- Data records
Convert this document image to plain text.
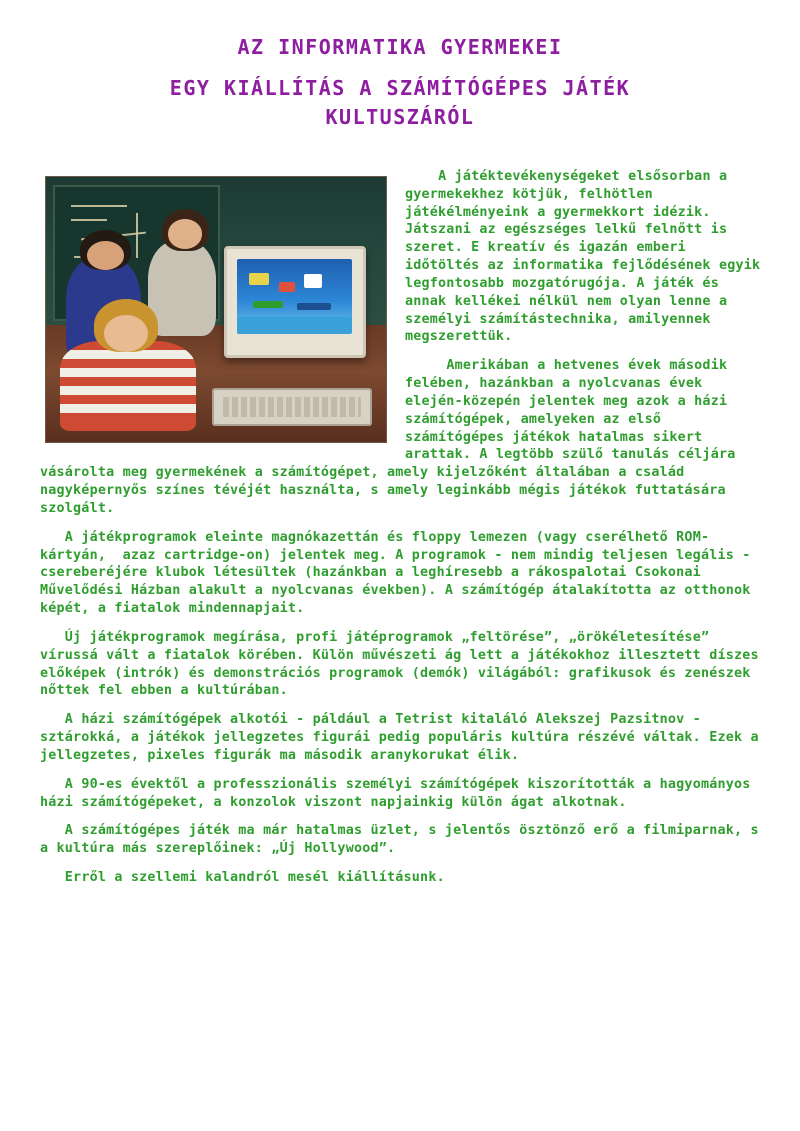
AZ INFORMATIKA GYERMEKEI
EGY KIÁLLÍTÁS A SZÁMÍTÓGÉPES JÁTÉK KULTUSZÁRÓL

A játéktevékenységeket elsősorban a gyermekekhez kötjük, felhötlen játékélményeink a gyermekkort idézik. Játszani az egészséges lelkű felnőtt is szeret. E kreatív és igazán emberi időtöltés az informatika fejlődésének egyik legfontosabb mozgatórugója. A játék és annak kellékei nélkül nem olyan lenne a személyi számítástechnika, amilyennek megszerettük.

Amerikában a hetvenes évek második felében, hazánkban a nyolcvanas évek elején-közepén jelentek meg azok a házi számítógépek, amelyeken az első számítógépes játékok hatalmas sikert arattak. A legtöbb szülő tanulás céljára vásárolta meg gyermekének a számítógépet, amely kijelzőként általában a család nagyképernyős színes tévéjét használta, s amely leginkább mégis játékok futtatására szolgált.

A játékprogramok eleinte magnókazettán és floppy lemezen (vagy cserélhető ROM-kártyán,  azaz cartridge-on) jelentek meg. A programok - nem mindig teljesen legális - csereberéjére klubok létesültek (hazánkban a leghíresebb a rákospalotai Csokonai Művelődési Házban alakult a nyolcvanas években). A számítógép átalakította az otthonok képét, a fiatalok mindennapjait.

Új játékprogramok megírása, profi játéprogramok „feltörése”, „örökéletesítése” vírussá vált a fiatalok körében. Külön művészeti ág lett a játékokhoz illesztett díszes előképek (intrók) és demonstrációs programok (demók) világából: grafikusok és zenészek nőttek fel ebben a kultúrában.

A házi számítógépek alkotói - páldául a Tetrist kitaláló Alekszej Pazsitnov - sztárokká, a játékok jellegzetes figurái pedig populáris kultúra részévé váltak. Ezek a jellegzetes, pixeles figurák ma második aranykorukat élik.

A 90-es évektől a professzionális személyi számítógépek kiszorították a hagyományos házi számítógépeket, a konzolok viszont napjainkig külön ágat alkotnak.

A számítógépes játék ma már hatalmas üzlet, s jelentős ösztönző erő a filmiparnak, s a kultúra más szereplőinek: „Új Hollywood”.

Erről a szellemi kalandról mesél kiállításunk.
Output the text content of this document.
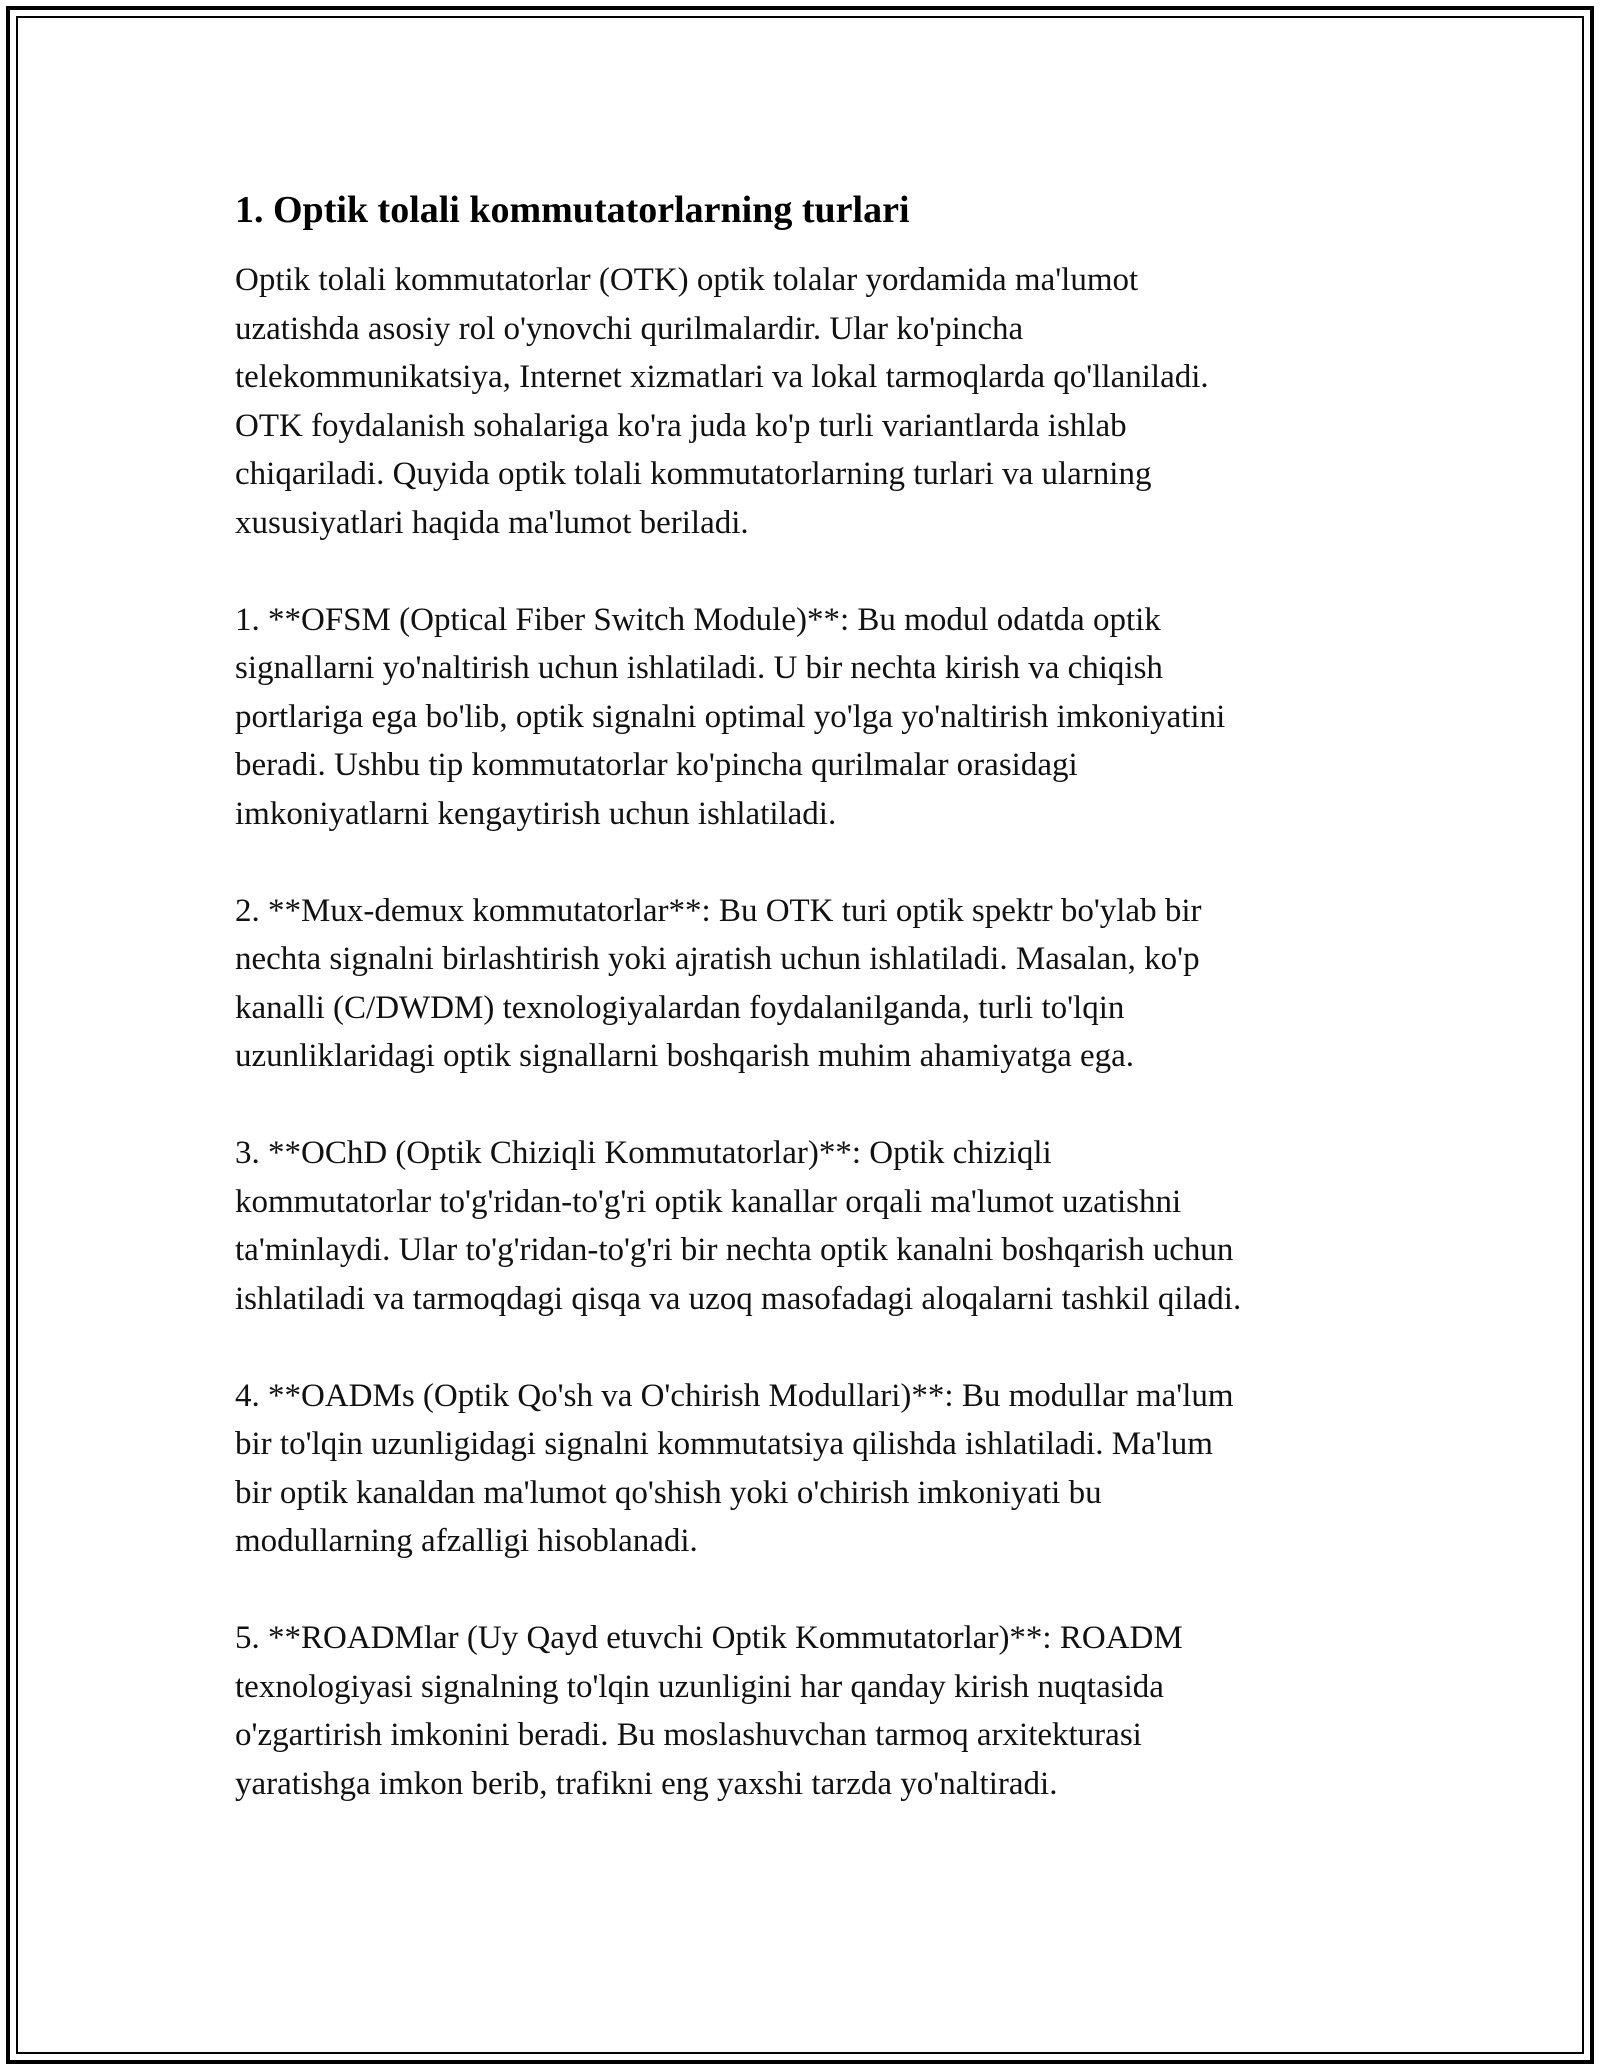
1. Optik tolali kommutatorlarning turlari

Optik tolali kommutatorlar (OTK) optik tolalar yordamida ma'lumot
uzatishda asosiy rol o'ynovchi qurilmalardir. Ular ko'pincha
telekommunikatsiya, Internet xizmatlari va lokal tarmoqlarda qo'llaniladi.
OTK foydalanish sohalariga ko'ra juda ko'p turli variantlarda ishlab
chiqariladi. Quyida optik tolali kommutatorlarning turlari va ularning
xususiyatlari haqida ma'lumot beriladi.

1. **OFSM (Optical Fiber Switch Module)**: Bu modul odatda optik
signallarni yo'naltirish uchun ishlatiladi. U bir nechta kirish va chiqish
portlariga ega bo'lib, optik signalni optimal yo'lga yo'naltirish imkoniyatini
beradi. Ushbu tip kommutatorlar ko'pincha qurilmalar orasidagi
imkoniyatlarni kengaytirish uchun ishlatiladi.

2. **Mux-demux kommutatorlar**: Bu OTK turi optik spektr bo'ylab bir
nechta signalni birlashtirish yoki ajratish uchun ishlatiladi. Masalan, ko'p
kanalli (C/DWDM) texnologiyalardan foydalanilganda, turli to'lqin
uzunliklaridagi optik signallarni boshqarish muhim ahamiyatga ega.

3. **OChD (Optik Chiziqli Kommutatorlar)**: Optik chiziqli
kommutatorlar to'g'ridan-to'g'ri optik kanallar orqali ma'lumot uzatishni
ta'minlaydi. Ular to'g'ridan-to'g'ri bir nechta optik kanalni boshqarish uchun
ishlatiladi va tarmoqdagi qisqa va uzoq masofadagi aloqalarni tashkil qiladi.

4. **OADMs (Optik Qo'sh va O'chirish Modullari)**: Bu modullar ma'lum
bir to'lqin uzunligidagi signalni kommutatsiya qilishda ishlatiladi. Ma'lum
bir optik kanaldan ma'lumot qo'shish yoki o'chirish imkoniyati bu
modullarning afzalligi hisoblanadi.

5. **ROADMlar (Uy Qayd etuvchi Optik Kommutatorlar)**: ROADM
texnologiyasi signalning to'lqin uzunligini har qanday kirish nuqtasida
o'zgartirish imkonini beradi. Bu moslashuvchan tarmoq arxitekturasi
yaratishga imkon berib, trafikni eng yaxshi tarzda yo'naltiradi.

- YOUR OBJECTIVE
Transcribe each entry precisely as given, leaving the pictures out.

- PROBLEM SOLUTION
Convert this document image to plain text.
AZ INFORMATIKA GYERMEKEI
EGY KIÁLLÍTÁS A SZÁMÍTÓGÉPES JÁTÉK KULTUSZÁRÓL

A játéktevékenységeket elsősorban a gyermekekhez kötjük, felhötlen játékélményeink a gyermekkort idézik. Játszani az egészséges lelkű felnőtt is szeret. E kreatív és igazán emberi időtöltés az informatika fejlődésének egyik legfontosabb mozgatórugója. A játék és annak kellékei nélkül nem olyan lenne a személyi számítástechnika, amilyennek megszerettük.

Amerikában a hetvenes évek második felében, hazánkban a nyolcvanas évek elején-közepén jelentek meg azok a házi számítógépek, amelyeken az első számítógépes játékok hatalmas sikert arattak. A legtöbb szülő tanulás céljára vásárolta meg gyermekének a számítógépet, amely kijelzőként általában a család nagyképernyős színes tévéjét használta, s amely leginkább mégis játékok futtatására szolgált.

A játékprogramok eleinte magnókazettán és floppy lemezen (vagy cserélhető ROM-kártyán,  azaz cartridge-on) jelentek meg. A programok - nem mindig teljesen legális - csereberéjére klubok létesültek (hazánkban a leghíresebb a rákospalotai Csokonai Művelődési Házban alakult a nyolcvanas években). A számítógép átalakította az otthonok képét, a fiatalok mindennapjait.

Új játékprogramok megírása, profi játéprogramok „feltörése”, „örökéletesítése” vírussá vált a fiatalok körében. Külön művészeti ág lett a játékokhoz illesztett díszes előképek (intrók) és demonstrációs programok (demók) világából: grafikusok és zenészek nőttek fel ebben a kultúrában.

A házi számítógépek alkotói - páldául a Tetrist kitaláló Alekszej Pazsitnov - sztárokká, a játékok jellegzetes figurái pedig populáris kultúra részévé váltak. Ezek a jellegzetes, pixeles figurák ma második aranykorukat élik.

A 90-es évektől a professzionális személyi számítógépek kiszorították a hagyományos házi számítógépeket, a konzolok viszont napjainkig külön ágat alkotnak.

A számítógépes játék ma már hatalmas üzlet, s jelentős ösztönző erő a filmiparnak, s a kultúra más szereplőinek: „Új Hollywood”.

Erről a szellemi kalandról mesél kiállításunk.
Output the text content of this document.
1. Optik tolali kommutatorlarning turlari

Optik tolali kommutatorlar (OTK) optik tolalar yordamida ma'lumot
uzatishda asosiy rol o'ynovchi qurilmalardir. Ular ko'pincha
telekommunikatsiya, Internet xizmatlari va lokal tarmoqlarda qo'llaniladi.
OTK foydalanish sohalariga ko'ra juda ko'p turli variantlarda ishlab
chiqariladi. Quyida optik tolali kommutatorlarning turlari va ularning
xususiyatlari haqida ma'lumot beriladi.

1. **OFSM (Optical Fiber Switch Module)**: Bu modul odatda optik
signallarni yo'naltirish uchun ishlatiladi. U bir nechta kirish va chiqish
portlariga ega bo'lib, optik signalni optimal yo'lga yo'naltirish imkoniyatini
beradi. Ushbu tip kommutatorlar ko'pincha qurilmalar orasidagi
imkoniyatlarni kengaytirish uchun ishlatiladi.

2. **Mux-demux kommutatorlar**: Bu OTK turi optik spektr bo'ylab bir
nechta signalni birlashtirish yoki ajratish uchun ishlatiladi. Masalan, ko'p
kanalli (C/DWDM) texnologiyalardan foydalanilganda, turli to'lqin
uzunliklaridagi optik signallarni boshqarish muhim ahamiyatga ega.

3. **OChD (Optik Chiziqli Kommutatorlar)**: Optik chiziqli
kommutatorlar to'g'ridan-to'g'ri optik kanallar orqali ma'lumot uzatishni
ta'minlaydi. Ular to'g'ridan-to'g'ri bir nechta optik kanalni boshqarish uchun
ishlatiladi va tarmoqdagi qisqa va uzoq masofadagi aloqalarni tashkil qiladi.

4. **OADMs (Optik Qo'sh va O'chirish Modullari)**: Bu modullar ma'lum
bir to'lqin uzunligidagi signalni kommutatsiya qilishda ishlatiladi. Ma'lum
bir optik kanaldan ma'lumot qo'shish yoki o'chirish imkoniyati bu
modullarning afzalligi hisoblanadi.

5. **ROADMlar (Uy Qayd etuvchi Optik Kommutatorlar)**: ROADM
texnologiyasi signalning to'lqin uzunligini har qanday kirish nuqtasida
o'zgartirish imkonini beradi. Bu moslashuvchan tarmoq arxitekturasi
yaratishga imkon berib, trafikni eng yaxshi tarzda yo'naltiradi.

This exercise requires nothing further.